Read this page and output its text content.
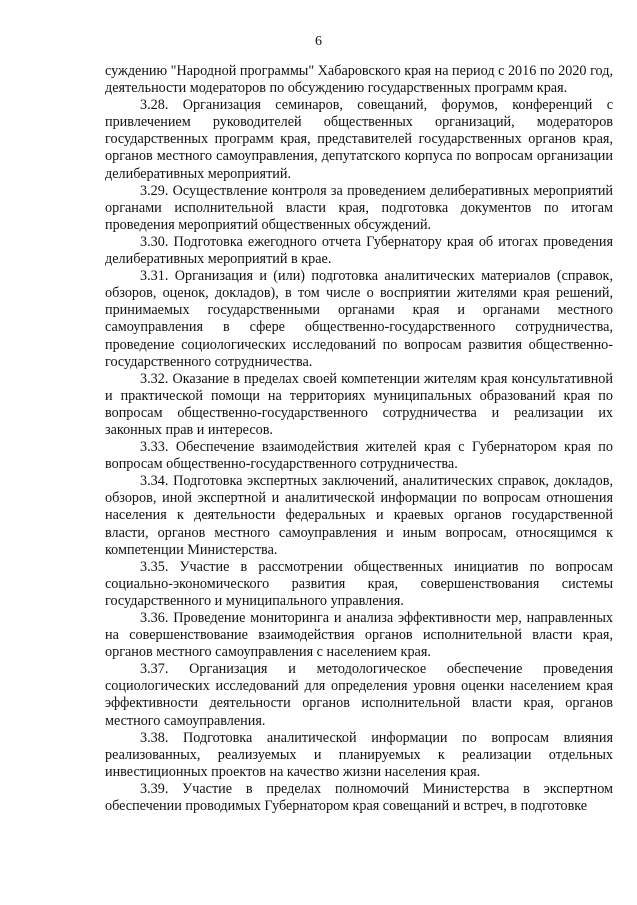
6

суждению "Народной программы" Хабаровского края на период с 2016 по 2020 год, деятельности модераторов по обсуждению государственных программ края.

3.28. Организация семинаров, совещаний, форумов, конференций с привлечением руководителей общественных организаций, модераторов государственных программ края, представителей государственных органов края, органов местного самоуправления, депутатского корпуса по вопросам организации делиберативных мероприятий.

3.29. Осуществление контроля за проведением делиберативных мероприятий органами исполнительной власти края, подготовка документов по итогам проведения мероприятий общественных обсуждений.

3.30. Подготовка ежегодного отчета Губернатору края об итогах проведения делиберативных мероприятий в крае.

3.31. Организация и (или) подготовка аналитических материалов (справок, обзоров, оценок, докладов), в том числе о восприятии жителями края решений, принимаемых государственными органами края и органами местного самоуправления в сфере общественно-государственного сотрудничества, проведение социологических исследований по вопросам развития общественно-государственного сотрудничества.

3.32. Оказание в пределах своей компетенции жителям края консультативной и практической помощи на территориях муниципальных образований края по вопросам общественно-государственного сотрудничества и реализации их законных прав и интересов.

3.33. Обеспечение взаимодействия жителей края с Губернатором края по вопросам общественно-государственного сотрудничества.

3.34. Подготовка экспертных заключений, аналитических справок, докладов, обзоров, иной экспертной и аналитической информации по вопросам отношения населения к деятельности федеральных и краевых органов государственной власти, органов местного самоуправления и иным вопросам, относящимся к компетенции Министерства.

3.35. Участие в рассмотрении общественных инициатив по вопросам социально-экономического развития края, совершенствования системы государственного и муниципального управления.

3.36. Проведение мониторинга и анализа эффективности мер, направленных на совершенствование взаимодействия органов исполнительной власти края, органов местного самоуправления с населением края.

3.37. Организация и методологическое обеспечение проведения социологических исследований для определения уровня оценки населением края эффективности деятельности органов исполнительной власти края, органов местного самоуправления.

3.38. Подготовка аналитической информации по вопросам влияния реализованных, реализуемых и планируемых к реализации отдельных инвестиционных проектов на качество жизни населения края.

3.39. Участие в пределах полномочий Министерства в экспертном обеспечении проводимых Губернатором края совещаний и встреч, в подготовке
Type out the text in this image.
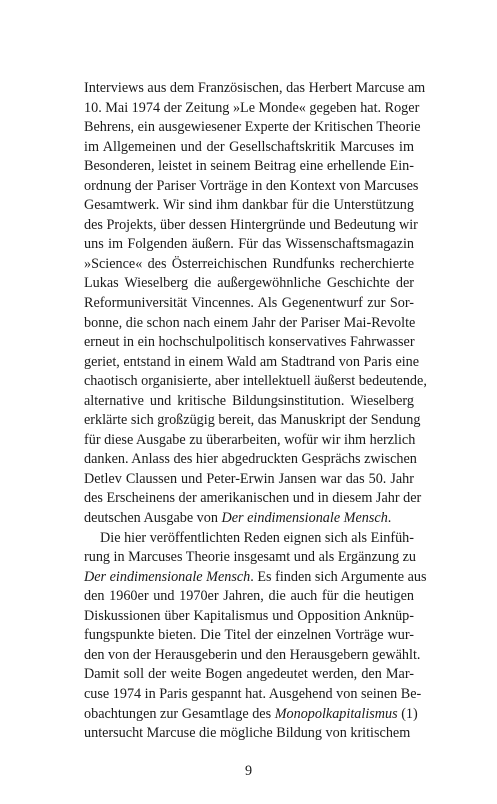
Interviews aus dem Französischen, das Herbert Marcuse am
10. Mai 1974 der Zeitung »Le Monde« gegeben hat. Roger
Behrens, ein ausgewiesener Experte der Kritischen Theorie
im Allgemeinen und der Gesellschaftskritik Marcuses im
Besonderen, leistet in seinem Beitrag eine erhellende Ein-
ordnung der Pariser Vorträge in den Kontext von Marcuses
Gesamtwerk. Wir sind ihm dankbar für die Unterstützung
des Projekts, über dessen Hintergründe und Bedeutung wir
uns im Folgenden äußern. Für das Wissenschaftsmagazin
»Science« des Österreichischen Rundfunks recherchierte
Lukas Wieselberg die außergewöhnliche Geschichte der
Reformuniversität Vincennes. Als Gegenentwurf zur Sor-
bonne, die schon nach einem Jahr der Pariser Mai-Revolte
erneut in ein hochschulpolitisch konservatives Fahrwasser
geriet, entstand in einem Wald am Stadtrand von Paris eine
chaotisch organisierte, aber intellektuell äußerst bedeutende,
alternative und kritische Bildungsinstitution. Wieselberg
erklärte sich großzügig bereit, das Manuskript der Sendung
für diese Ausgabe zu überarbeiten, wofür wir ihm herzlich
danken. Anlass des hier abgedruckten Gesprächs zwischen
Detlev Claussen und Peter-Erwin Jansen war das 50. Jahr
des Erscheinens der amerikanischen und in diesem Jahr der
deutschen Ausgabe von Der eindimensionale Mensch.
Die hier veröffentlichten Reden eignen sich als Einfüh-
rung in Marcuses Theorie insgesamt und als Ergänzung zu
Der eindimensionale Mensch. Es finden sich Argumente aus
den 1960er und 1970er Jahren, die auch für die heutigen
Diskussionen über Kapitalismus und Opposition Anknüp-
fungspunkte bieten. Die Titel der einzelnen Vorträge wur-
den von der Herausgeberin und den Herausgebern gewählt.
Damit soll der weite Bogen angedeutet werden, den Mar-
cuse 1974 in Paris gespannt hat. Ausgehend von seinen Be-
obachtungen zur Gesamtlage des Monopolkapitalismus (1)
untersucht Marcuse die mögliche Bildung von kritischem
9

■ Problem details ■
Each record above should come back exactly the same, only without its pictures.

■ Solution ■
Read this page and output its text content.
6

суждению "Народной программы" Хабаровского края на период с 2016 по 2020 год, деятельности модераторов по обсуждению государственных программ края.

3.28. Организация семинаров, совещаний, форумов, конференций с привлечением руководителей общественных организаций, модераторов государственных программ края, представителей государственных органов края, органов местного самоуправления, депутатского корпуса по вопросам организации делиберативных мероприятий.

3.29. Осуществление контроля за проведением делиберативных мероприятий органами исполнительной власти края, подготовка документов по итогам проведения мероприятий общественных обсуждений.

3.30. Подготовка ежегодного отчета Губернатору края об итогах проведения делиберативных мероприятий в крае.

3.31. Организация и (или) подготовка аналитических материалов (справок, обзоров, оценок, докладов), в том числе о восприятии жителями края решений, принимаемых государственными органами края и органами местного самоуправления в сфере общественно-государственного сотрудничества, проведение социологических исследований по вопросам развития общественно-государственного сотрудничества.

3.32. Оказание в пределах своей компетенции жителям края консультативной и практической помощи на территориях муниципальных образований края по вопросам общественно-государственного сотрудничества и реализации их законных прав и интересов.

3.33. Обеспечение взаимодействия жителей края с Губернатором края по вопросам общественно-государственного сотрудничества.

3.34. Подготовка экспертных заключений, аналитических справок, докладов, обзоров, иной экспертной и аналитической информации по вопросам отношения населения к деятельности федеральных и краевых органов государственной власти, органов местного самоуправления и иным вопросам, относящимся к компетенции Министерства.

3.35. Участие в рассмотрении общественных инициатив по вопросам социально-экономического развития края, совершенствования системы государственного и муниципального управления.

3.36. Проведение мониторинга и анализа эффективности мер, направленных на совершенствование взаимодействия органов исполнительной власти края, органов местного самоуправления с населением края.

3.37. Организация и методологическое обеспечение проведения социологических исследований для определения уровня оценки населением края эффективности деятельности органов исполнительной власти края, органов местного самоуправления.

3.38. Подготовка аналитической информации по вопросам влияния реализованных, реализуемых и планируемых к реализации отдельных инвестиционных проектов на качество жизни населения края.

3.39. Участие в пределах полномочий Министерства в экспертном обеспечении проводимых Губернатором края совещаний и встреч, в подготовке
Type out the text in this image.
Interviews aus dem Französischen, das Herbert Marcuse am
10. Mai 1974 der Zeitung »Le Monde« gegeben hat. Roger
Behrens, ein ausgewiesener Experte der Kritischen Theorie
im Allgemeinen und der Gesellschaftskritik Marcuses im
Besonderen, leistet in seinem Beitrag eine erhellende Ein-
ordnung der Pariser Vorträge in den Kontext von Marcuses
Gesamtwerk. Wir sind ihm dankbar für die Unterstützung
des Projekts, über dessen Hintergründe und Bedeutung wir
uns im Folgenden äußern. Für das Wissenschaftsmagazin
»Science« des Österreichischen Rundfunks recherchierte
Lukas Wieselberg die außergewöhnliche Geschichte der
Reformuniversität Vincennes. Als Gegenentwurf zur Sor-
bonne, die schon nach einem Jahr der Pariser Mai-Revolte
erneut in ein hochschulpolitisch konservatives Fahrwasser
geriet, entstand in einem Wald am Stadtrand von Paris eine
chaotisch organisierte, aber intellektuell äußerst bedeutende,
alternative und kritische Bildungsinstitution. Wieselberg
erklärte sich großzügig bereit, das Manuskript der Sendung
für diese Ausgabe zu überarbeiten, wofür wir ihm herzlich
danken. Anlass des hier abgedruckten Gesprächs zwischen
Detlev Claussen und Peter-Erwin Jansen war das 50. Jahr
des Erscheinens der amerikanischen und in diesem Jahr der
deutschen Ausgabe von Der eindimensionale Mensch.
Die hier veröffentlichten Reden eignen sich als Einfüh-
rung in Marcuses Theorie insgesamt und als Ergänzung zu
Der eindimensionale Mensch. Es finden sich Argumente aus
den 1960er und 1970er Jahren, die auch für die heutigen
Diskussionen über Kapitalismus und Opposition Anknüp-
fungspunkte bieten. Die Titel der einzelnen Vorträge wur-
den von der Herausgeberin und den Herausgebern gewählt.
Damit soll der weite Bogen angedeutet werden, den Mar-
cuse 1974 in Paris gespannt hat. Ausgehend von seinen Be-
obachtungen zur Gesamtlage des Monopolkapitalismus (1)
untersucht Marcuse die mögliche Bildung von kritischem
9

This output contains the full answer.